STATED PROBLEM →
Quote the data below in full, please, without altering anything.

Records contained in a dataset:
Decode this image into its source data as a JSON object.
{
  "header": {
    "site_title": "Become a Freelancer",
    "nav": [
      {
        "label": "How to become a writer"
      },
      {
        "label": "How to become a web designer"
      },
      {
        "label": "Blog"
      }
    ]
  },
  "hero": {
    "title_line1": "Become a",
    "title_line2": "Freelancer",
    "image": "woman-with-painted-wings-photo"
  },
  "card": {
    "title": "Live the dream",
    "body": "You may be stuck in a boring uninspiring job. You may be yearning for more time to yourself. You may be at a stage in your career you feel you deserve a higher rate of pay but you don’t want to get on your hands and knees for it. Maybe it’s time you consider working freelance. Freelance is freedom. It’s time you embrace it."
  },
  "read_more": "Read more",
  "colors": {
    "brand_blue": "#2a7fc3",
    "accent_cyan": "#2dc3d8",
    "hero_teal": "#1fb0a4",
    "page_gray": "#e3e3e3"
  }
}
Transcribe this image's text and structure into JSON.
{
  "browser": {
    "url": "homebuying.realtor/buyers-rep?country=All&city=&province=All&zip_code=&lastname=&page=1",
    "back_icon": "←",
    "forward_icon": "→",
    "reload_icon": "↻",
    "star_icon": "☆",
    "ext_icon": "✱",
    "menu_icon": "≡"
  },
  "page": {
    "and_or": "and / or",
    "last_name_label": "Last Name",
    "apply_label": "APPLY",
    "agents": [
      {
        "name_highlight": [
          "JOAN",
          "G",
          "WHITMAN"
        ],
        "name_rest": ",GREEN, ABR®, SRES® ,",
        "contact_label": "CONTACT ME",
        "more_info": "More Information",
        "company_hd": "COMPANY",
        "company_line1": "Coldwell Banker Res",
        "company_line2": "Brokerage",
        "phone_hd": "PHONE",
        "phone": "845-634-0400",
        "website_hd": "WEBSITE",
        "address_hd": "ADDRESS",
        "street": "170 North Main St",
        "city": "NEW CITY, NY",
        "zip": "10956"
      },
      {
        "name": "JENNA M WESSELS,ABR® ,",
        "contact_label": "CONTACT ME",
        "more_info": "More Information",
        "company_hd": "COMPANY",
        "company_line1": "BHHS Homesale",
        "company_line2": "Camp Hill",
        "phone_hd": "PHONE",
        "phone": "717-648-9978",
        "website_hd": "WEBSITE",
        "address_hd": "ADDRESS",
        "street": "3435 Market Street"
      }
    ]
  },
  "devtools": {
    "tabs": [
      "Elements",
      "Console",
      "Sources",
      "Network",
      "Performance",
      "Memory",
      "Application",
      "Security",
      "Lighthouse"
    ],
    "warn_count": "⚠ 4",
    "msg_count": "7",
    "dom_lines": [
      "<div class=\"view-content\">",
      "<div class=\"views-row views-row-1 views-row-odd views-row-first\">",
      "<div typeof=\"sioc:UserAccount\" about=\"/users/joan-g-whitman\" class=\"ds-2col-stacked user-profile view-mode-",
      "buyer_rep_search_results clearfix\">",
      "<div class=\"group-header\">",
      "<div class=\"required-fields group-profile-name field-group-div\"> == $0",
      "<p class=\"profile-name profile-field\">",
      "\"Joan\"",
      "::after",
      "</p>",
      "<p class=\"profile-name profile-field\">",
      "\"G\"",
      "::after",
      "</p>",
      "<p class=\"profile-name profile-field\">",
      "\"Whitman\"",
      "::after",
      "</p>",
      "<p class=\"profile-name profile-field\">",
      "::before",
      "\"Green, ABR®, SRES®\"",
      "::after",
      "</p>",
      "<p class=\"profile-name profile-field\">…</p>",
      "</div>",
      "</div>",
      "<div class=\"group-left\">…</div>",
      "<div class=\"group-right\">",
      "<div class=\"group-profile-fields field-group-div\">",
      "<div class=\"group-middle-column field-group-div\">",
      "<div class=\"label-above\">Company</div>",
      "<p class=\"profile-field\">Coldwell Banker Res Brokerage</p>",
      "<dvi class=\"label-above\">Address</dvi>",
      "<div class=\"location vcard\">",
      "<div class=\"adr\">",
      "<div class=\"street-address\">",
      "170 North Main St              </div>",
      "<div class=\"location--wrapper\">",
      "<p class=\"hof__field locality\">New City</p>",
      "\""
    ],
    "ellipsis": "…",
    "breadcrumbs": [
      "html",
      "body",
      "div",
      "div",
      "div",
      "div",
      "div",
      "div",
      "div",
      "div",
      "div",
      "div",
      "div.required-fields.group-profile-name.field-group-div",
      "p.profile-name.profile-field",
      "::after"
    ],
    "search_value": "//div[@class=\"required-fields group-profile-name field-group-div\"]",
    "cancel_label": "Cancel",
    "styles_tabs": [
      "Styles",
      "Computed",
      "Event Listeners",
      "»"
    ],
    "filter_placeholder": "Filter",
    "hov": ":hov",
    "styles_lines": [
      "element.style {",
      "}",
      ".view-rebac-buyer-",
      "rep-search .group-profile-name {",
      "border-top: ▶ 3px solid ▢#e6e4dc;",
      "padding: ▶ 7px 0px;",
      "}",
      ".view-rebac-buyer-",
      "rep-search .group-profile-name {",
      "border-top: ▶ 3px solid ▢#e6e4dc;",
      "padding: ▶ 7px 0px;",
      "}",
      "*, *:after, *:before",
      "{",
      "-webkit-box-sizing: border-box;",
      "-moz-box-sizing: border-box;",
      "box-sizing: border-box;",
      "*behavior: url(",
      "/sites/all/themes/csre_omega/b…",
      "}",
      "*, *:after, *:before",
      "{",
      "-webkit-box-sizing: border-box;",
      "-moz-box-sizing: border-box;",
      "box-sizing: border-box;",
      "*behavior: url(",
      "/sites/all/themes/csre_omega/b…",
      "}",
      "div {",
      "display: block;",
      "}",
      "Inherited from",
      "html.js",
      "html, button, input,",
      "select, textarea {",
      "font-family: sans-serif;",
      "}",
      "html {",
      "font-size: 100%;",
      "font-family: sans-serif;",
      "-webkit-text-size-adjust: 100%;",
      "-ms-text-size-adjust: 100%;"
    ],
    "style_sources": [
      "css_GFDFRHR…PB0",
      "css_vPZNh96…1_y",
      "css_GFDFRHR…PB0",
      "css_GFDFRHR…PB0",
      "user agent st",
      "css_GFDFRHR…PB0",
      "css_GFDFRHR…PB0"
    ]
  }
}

SOLUTION TO THE EXERCISE →
Decode this image into its source data as a JSON object.
{
  "header": {
    "site_title": "Become a Freelancer",
    "nav": [
      {
        "label": "How to become a writer"
      },
      {
        "label": "How to become a web designer"
      },
      {
        "label": "Blog"
      }
    ]
  },
  "hero": {
    "title_line1": "Become a",
    "title_line2": "Freelancer",
    "image": "woman-with-painted-wings-photo"
  },
  "card": {
    "title": "Live the dream",
    "body": "You may be stuck in a boring uninspiring job. You may be yearning for more time to yourself. You may be at a stage in your career you feel you deserve a higher rate of pay but you don’t want to get on your hands and knees for it. Maybe it’s time you consider working freelance. Freelance is freedom. It’s time you embrace it."
  },
  "read_more": "Read more",
  "colors": {
    "brand_blue": "#2a7fc3",
    "accent_cyan": "#2dc3d8",
    "hero_teal": "#1fb0a4",
    "page_gray": "#e3e3e3"
  }
}
Transcribe this image's text and structure into JSON.
{
  "browser": {
    "url": "homebuying.realtor/buyers-rep?country=All&city=&province=All&zip_code=&lastname=&page=1",
    "back_icon": "←",
    "forward_icon": "→",
    "reload_icon": "↻",
    "star_icon": "☆",
    "ext_icon": "✱",
    "menu_icon": "≡"
  },
  "page": {
    "and_or": "and / or",
    "last_name_label": "Last Name",
    "apply_label": "APPLY",
    "agents": [
      {
        "name_highlight": [
          "JOAN",
          "G",
          "WHITMAN"
        ],
        "name_rest": ",GREEN, ABR®, SRES® ,",
        "contact_label": "CONTACT ME",
        "more_info": "More Information",
        "company_hd": "COMPANY",
        "company_line1": "Coldwell Banker Res",
        "company_line2": "Brokerage",
        "phone_hd": "PHONE",
        "phone": "845-634-0400",
        "website_hd": "WEBSITE",
        "address_hd": "ADDRESS",
        "street": "170 North Main St",
        "city": "NEW CITY, NY",
        "zip": "10956"
      },
      {
        "name": "JENNA M WESSELS,ABR® ,",
        "contact_label": "CONTACT ME",
        "more_info": "More Information",
        "company_hd": "COMPANY",
        "company_line1": "BHHS Homesale",
        "company_line2": "Camp Hill",
        "phone_hd": "PHONE",
        "phone": "717-648-9978",
        "website_hd": "WEBSITE",
        "address_hd": "ADDRESS",
        "street": "3435 Market Street"
      }
    ]
  },
  "devtools": {
    "tabs": [
      "Elements",
      "Console",
      "Sources",
      "Network",
      "Performance",
      "Memory",
      "Application",
      "Security",
      "Lighthouse"
    ],
    "warn_count": "⚠ 4",
    "msg_count": "7",
    "dom_lines": [
      "<div class=\"view-content\">",
      "<div class=\"views-row views-row-1 views-row-odd views-row-first\">",
      "<div typeof=\"sioc:UserAccount\" about=\"/users/joan-g-whitman\" class=\"ds-2col-stacked user-profile view-mode-",
      "buyer_rep_search_results clearfix\">",
      "<div class=\"group-header\">",
      "<div class=\"required-fields group-profile-name field-group-div\"> == $0",
      "<p class=\"profile-name profile-field\">",
      "\"Joan\"",
      "::after",
      "</p>",
      "<p class=\"profile-name profile-field\">",
      "\"G\"",
      "::after",
      "</p>",
      "<p class=\"profile-name profile-field\">",
      "\"Whitman\"",
      "::after",
      "</p>",
      "<p class=\"profile-name profile-field\">",
      "::before",
      "\"Green, ABR®, SRES®\"",
      "::after",
      "</p>",
      "<p class=\"profile-name profile-field\">…</p>",
      "</div>",
      "</div>",
      "<div class=\"group-left\">…</div>",
      "<div class=\"group-right\">",
      "<div class=\"group-profile-fields field-group-div\">",
      "<div class=\"group-middle-column field-group-div\">",
      "<div class=\"label-above\">Company</div>",
      "<p class=\"profile-field\">Coldwell Banker Res Brokerage</p>",
      "<dvi class=\"label-above\">Address</dvi>",
      "<div class=\"location vcard\">",
      "<div class=\"adr\">",
      "<div class=\"street-address\">",
      "170 North Main St              </div>",
      "<div class=\"location--wrapper\">",
      "<p class=\"hof__field locality\">New City</p>",
      "\""
    ],
    "ellipsis": "…",
    "breadcrumbs": [
      "html",
      "body",
      "div",
      "div",
      "div",
      "div",
      "div",
      "div",
      "div",
      "div",
      "div",
      "div",
      "div.required-fields.group-profile-name.field-group-div",
      "p.profile-name.profile-field",
      "::after"
    ],
    "search_value": "//div[@class=\"required-fields group-profile-name field-group-div\"]",
    "cancel_label": "Cancel",
    "styles_tabs": [
      "Styles",
      "Computed",
      "Event Listeners",
      "»"
    ],
    "filter_placeholder": "Filter",
    "hov": ":hov",
    "styles_lines": [
      "element.style {",
      "}",
      ".view-rebac-buyer-",
      "rep-search .group-profile-name {",
      "border-top: ▶ 3px solid ▢#e6e4dc;",
      "padding: ▶ 7px 0px;",
      "}",
      ".view-rebac-buyer-",
      "rep-search .group-profile-name {",
      "border-top: ▶ 3px solid ▢#e6e4dc;",
      "padding: ▶ 7px 0px;",
      "}",
      "*, *:after, *:before",
      "{",
      "-webkit-box-sizing: border-box;",
      "-moz-box-sizing: border-box;",
      "box-sizing: border-box;",
      "*behavior: url(",
      "/sites/all/themes/csre_omega/b…",
      "}",
      "*, *:after, *:before",
      "{",
      "-webkit-box-sizing: border-box;",
      "-moz-box-sizing: border-box;",
      "box-sizing: border-box;",
      "*behavior: url(",
      "/sites/all/themes/csre_omega/b…",
      "}",
      "div {",
      "display: block;",
      "}",
      "Inherited from",
      "html.js",
      "html, button, input,",
      "select, textarea {",
      "font-family: sans-serif;",
      "}",
      "html {",
      "font-size: 100%;",
      "font-family: sans-serif;",
      "-webkit-text-size-adjust: 100%;",
      "-ms-text-size-adjust: 100%;"
    ],
    "style_sources": [
      "css_GFDFRHR…PB0",
      "css_vPZNh96…1_y",
      "css_GFDFRHR…PB0",
      "css_GFDFRHR…PB0",
      "user agent st",
      "css_GFDFRHR…PB0",
      "css_GFDFRHR…PB0"
    ]
  }
}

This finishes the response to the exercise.